• [Exercise details]
Among the lines below, copy each one in which "Spiral" appears.
START Material to process
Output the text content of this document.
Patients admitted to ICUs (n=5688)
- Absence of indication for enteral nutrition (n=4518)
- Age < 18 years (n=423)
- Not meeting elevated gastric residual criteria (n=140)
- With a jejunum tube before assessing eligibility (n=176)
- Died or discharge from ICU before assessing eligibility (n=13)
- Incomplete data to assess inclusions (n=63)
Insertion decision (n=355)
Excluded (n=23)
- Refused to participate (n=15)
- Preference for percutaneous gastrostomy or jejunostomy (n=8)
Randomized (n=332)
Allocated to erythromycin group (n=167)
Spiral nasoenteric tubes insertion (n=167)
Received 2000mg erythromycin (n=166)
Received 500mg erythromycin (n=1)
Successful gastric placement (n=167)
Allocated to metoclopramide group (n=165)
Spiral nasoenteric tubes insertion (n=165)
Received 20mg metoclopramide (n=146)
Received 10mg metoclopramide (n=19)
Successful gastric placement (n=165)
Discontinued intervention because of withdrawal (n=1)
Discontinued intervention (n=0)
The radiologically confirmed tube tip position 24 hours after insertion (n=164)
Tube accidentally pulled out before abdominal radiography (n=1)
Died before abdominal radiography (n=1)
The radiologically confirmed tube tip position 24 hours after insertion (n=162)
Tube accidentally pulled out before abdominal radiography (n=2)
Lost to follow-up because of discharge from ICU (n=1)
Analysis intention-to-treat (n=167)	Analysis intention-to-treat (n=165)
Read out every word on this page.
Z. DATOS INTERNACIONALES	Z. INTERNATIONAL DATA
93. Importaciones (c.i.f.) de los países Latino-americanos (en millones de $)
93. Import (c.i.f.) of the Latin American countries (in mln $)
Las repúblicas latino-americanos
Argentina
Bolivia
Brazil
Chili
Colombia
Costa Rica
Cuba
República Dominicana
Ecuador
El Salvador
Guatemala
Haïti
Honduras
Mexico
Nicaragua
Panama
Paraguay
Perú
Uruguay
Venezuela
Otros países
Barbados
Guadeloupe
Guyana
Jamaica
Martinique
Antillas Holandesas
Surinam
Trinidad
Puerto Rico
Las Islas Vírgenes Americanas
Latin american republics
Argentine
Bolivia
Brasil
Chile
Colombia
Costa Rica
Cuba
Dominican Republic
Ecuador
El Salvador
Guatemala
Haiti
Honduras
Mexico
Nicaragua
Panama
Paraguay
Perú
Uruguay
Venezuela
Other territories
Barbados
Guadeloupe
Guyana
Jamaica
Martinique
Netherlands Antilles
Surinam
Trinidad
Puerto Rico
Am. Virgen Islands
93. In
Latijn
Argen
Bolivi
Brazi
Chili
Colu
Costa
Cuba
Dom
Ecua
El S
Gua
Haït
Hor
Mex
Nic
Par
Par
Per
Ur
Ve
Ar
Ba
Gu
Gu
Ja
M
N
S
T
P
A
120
END Material to process
START Material to process
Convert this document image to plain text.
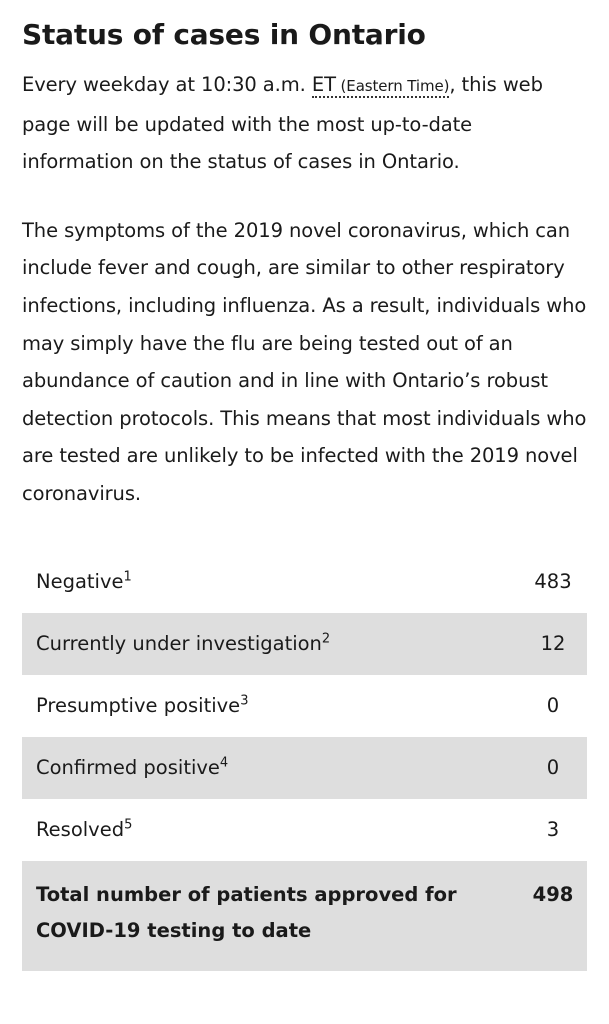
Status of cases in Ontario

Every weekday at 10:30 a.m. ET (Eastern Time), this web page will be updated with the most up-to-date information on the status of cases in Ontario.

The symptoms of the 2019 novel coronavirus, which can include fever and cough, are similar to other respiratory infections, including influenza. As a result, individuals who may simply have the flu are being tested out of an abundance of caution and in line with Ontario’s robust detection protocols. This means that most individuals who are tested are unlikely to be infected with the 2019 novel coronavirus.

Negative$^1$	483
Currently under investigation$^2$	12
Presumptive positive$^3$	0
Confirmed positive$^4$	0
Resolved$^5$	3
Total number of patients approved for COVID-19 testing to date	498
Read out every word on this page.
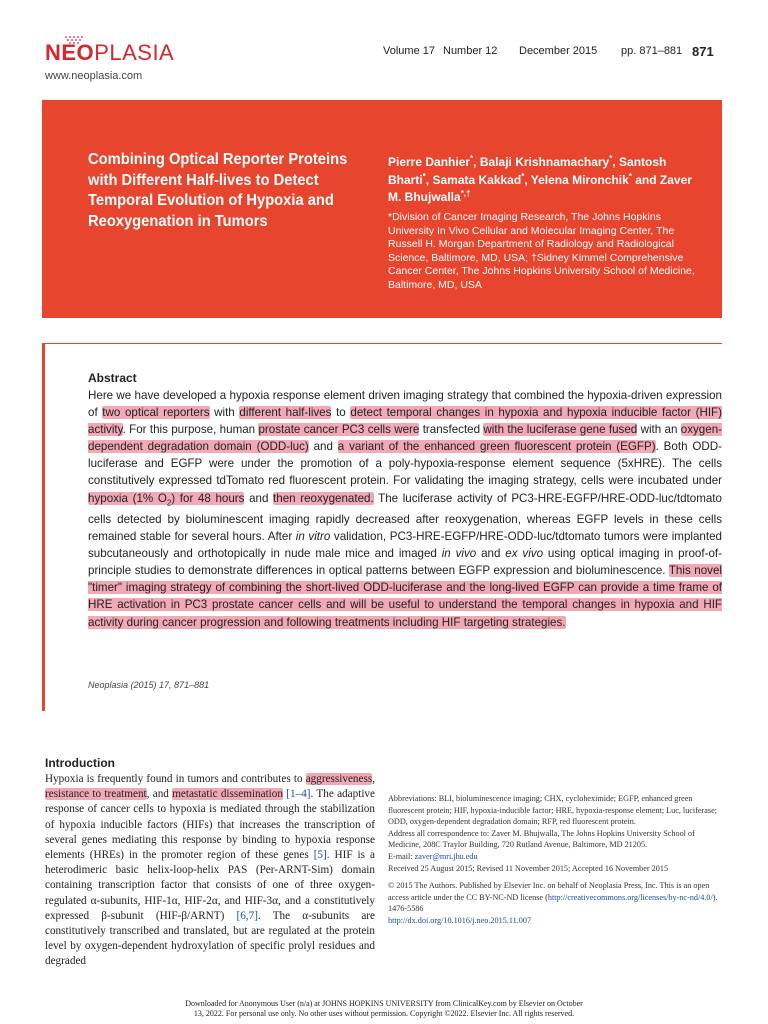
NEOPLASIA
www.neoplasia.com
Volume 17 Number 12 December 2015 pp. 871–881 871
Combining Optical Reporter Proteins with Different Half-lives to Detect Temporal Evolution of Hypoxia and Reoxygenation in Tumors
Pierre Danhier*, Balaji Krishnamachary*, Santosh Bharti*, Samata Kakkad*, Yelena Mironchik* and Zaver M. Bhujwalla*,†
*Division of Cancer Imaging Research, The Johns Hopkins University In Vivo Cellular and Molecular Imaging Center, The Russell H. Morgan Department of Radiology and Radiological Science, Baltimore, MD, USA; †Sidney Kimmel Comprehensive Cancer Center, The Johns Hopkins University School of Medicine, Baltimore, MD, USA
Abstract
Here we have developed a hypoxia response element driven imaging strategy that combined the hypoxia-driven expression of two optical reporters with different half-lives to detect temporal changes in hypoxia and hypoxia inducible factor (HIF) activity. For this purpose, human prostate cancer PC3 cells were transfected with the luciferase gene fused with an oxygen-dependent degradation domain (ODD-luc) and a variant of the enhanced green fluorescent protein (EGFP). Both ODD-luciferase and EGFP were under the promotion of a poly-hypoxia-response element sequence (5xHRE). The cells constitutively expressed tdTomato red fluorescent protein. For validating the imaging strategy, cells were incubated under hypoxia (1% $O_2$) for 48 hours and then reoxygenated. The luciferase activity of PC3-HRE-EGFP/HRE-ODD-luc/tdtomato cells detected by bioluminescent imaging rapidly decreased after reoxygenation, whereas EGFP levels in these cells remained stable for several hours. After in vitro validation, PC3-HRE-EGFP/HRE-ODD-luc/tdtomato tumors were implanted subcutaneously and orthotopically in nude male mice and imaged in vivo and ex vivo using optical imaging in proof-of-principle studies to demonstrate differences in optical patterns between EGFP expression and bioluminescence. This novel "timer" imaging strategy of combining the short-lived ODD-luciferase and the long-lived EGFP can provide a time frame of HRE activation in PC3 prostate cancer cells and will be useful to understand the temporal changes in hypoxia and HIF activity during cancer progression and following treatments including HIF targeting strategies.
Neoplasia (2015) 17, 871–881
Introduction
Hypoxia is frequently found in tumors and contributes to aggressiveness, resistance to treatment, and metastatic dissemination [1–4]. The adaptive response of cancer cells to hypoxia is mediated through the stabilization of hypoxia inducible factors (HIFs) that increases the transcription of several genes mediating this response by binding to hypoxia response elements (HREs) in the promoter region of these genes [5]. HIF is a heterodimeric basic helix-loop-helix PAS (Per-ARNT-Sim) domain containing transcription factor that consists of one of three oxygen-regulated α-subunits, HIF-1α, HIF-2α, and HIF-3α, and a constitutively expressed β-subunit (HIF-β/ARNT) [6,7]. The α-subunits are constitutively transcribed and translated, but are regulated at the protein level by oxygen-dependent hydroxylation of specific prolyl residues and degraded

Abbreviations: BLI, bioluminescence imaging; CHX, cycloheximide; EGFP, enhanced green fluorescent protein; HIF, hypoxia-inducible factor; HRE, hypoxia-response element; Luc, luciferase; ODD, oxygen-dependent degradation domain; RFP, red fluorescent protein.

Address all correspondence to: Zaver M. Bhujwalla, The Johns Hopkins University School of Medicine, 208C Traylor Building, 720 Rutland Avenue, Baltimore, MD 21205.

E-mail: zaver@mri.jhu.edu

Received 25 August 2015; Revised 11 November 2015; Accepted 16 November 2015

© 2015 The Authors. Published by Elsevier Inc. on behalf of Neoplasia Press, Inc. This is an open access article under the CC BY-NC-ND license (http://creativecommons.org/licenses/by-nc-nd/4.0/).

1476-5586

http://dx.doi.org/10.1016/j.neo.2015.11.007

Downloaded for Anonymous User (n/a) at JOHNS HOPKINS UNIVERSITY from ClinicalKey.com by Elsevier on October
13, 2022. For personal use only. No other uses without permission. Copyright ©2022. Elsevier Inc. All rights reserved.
END Material to process
START Material to process
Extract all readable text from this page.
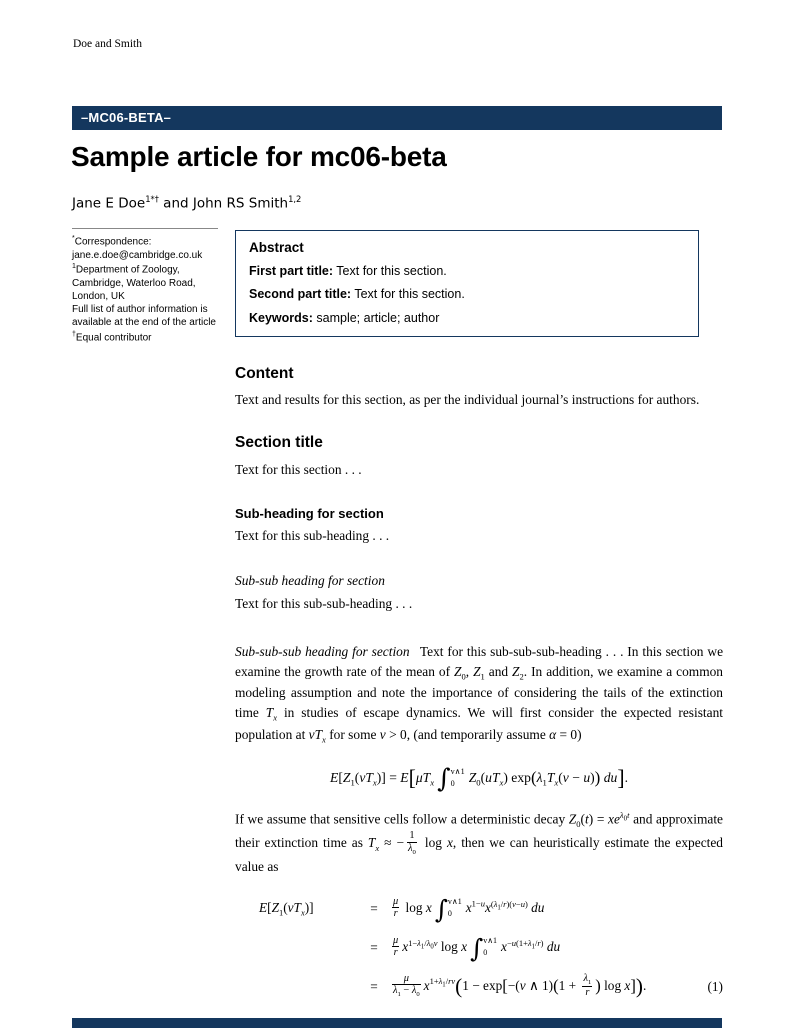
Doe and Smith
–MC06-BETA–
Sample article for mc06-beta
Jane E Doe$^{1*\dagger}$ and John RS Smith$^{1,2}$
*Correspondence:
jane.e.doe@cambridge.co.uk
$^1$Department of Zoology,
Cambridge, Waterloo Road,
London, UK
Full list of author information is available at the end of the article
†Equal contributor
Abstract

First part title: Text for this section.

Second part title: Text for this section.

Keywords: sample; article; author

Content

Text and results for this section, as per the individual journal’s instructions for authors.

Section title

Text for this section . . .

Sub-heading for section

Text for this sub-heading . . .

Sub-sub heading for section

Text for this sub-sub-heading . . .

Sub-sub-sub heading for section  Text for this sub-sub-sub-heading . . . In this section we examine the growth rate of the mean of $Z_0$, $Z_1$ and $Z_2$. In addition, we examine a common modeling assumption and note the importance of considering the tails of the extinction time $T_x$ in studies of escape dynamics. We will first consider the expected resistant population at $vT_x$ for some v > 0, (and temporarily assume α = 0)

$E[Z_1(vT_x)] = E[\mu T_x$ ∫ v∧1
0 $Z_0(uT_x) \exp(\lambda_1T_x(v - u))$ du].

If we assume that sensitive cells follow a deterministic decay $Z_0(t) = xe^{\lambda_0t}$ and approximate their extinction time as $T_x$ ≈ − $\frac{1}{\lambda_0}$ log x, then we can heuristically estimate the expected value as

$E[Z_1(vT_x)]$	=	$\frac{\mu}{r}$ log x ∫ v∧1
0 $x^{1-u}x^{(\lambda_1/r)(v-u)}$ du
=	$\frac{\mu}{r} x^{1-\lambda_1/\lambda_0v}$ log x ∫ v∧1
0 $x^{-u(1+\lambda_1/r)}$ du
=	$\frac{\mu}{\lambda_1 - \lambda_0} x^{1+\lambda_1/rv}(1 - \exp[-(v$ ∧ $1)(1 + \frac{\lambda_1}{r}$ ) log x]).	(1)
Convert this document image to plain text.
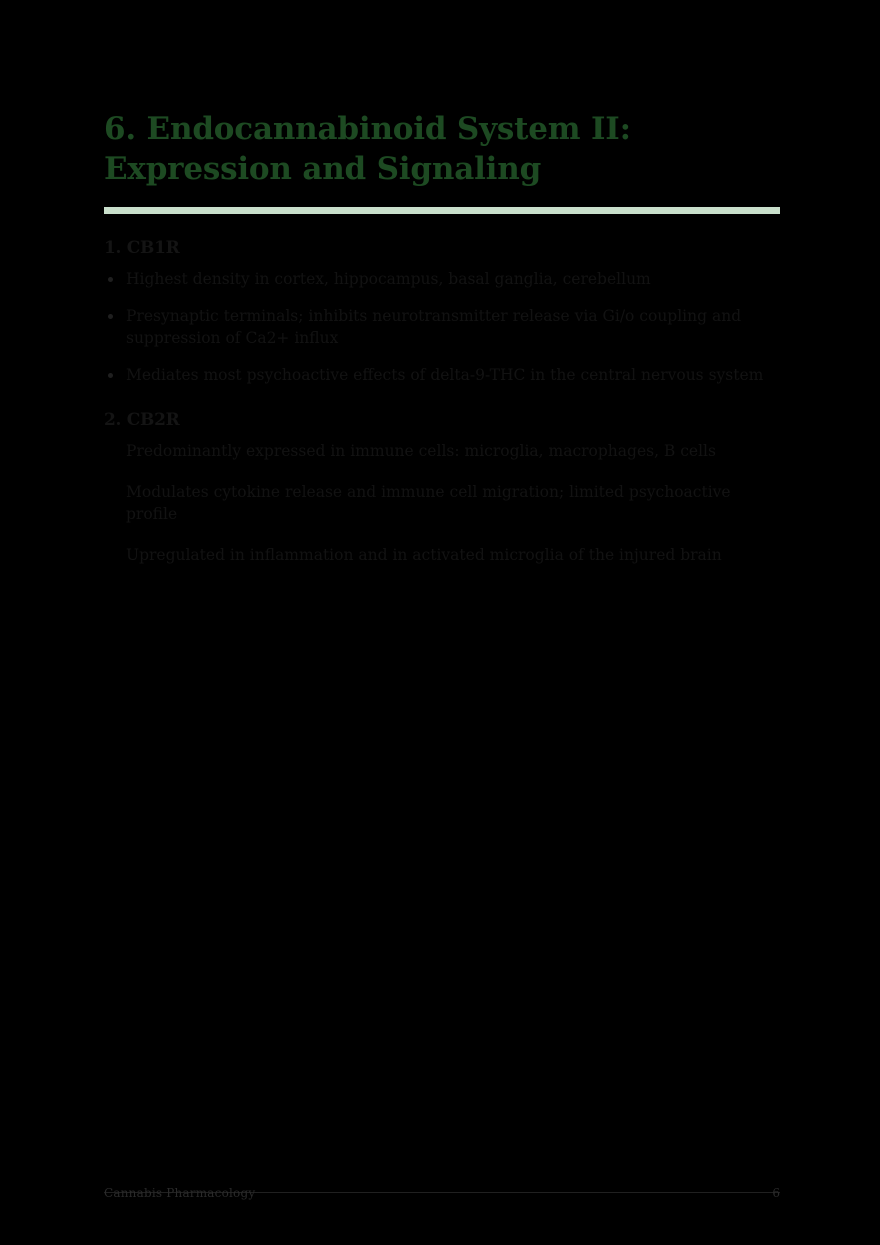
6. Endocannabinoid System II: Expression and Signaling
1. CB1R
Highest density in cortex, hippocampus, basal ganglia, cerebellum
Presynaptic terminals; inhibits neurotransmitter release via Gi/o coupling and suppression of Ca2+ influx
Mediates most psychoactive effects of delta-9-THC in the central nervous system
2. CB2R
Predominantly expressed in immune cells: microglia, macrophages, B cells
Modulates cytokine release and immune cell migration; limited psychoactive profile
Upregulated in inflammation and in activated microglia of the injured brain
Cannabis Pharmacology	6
END Material to process
• [Output of the task]
Spiral nasoenteric tubes insertion (n=167)
Spiral nasoenteric tubes insertion (n=165)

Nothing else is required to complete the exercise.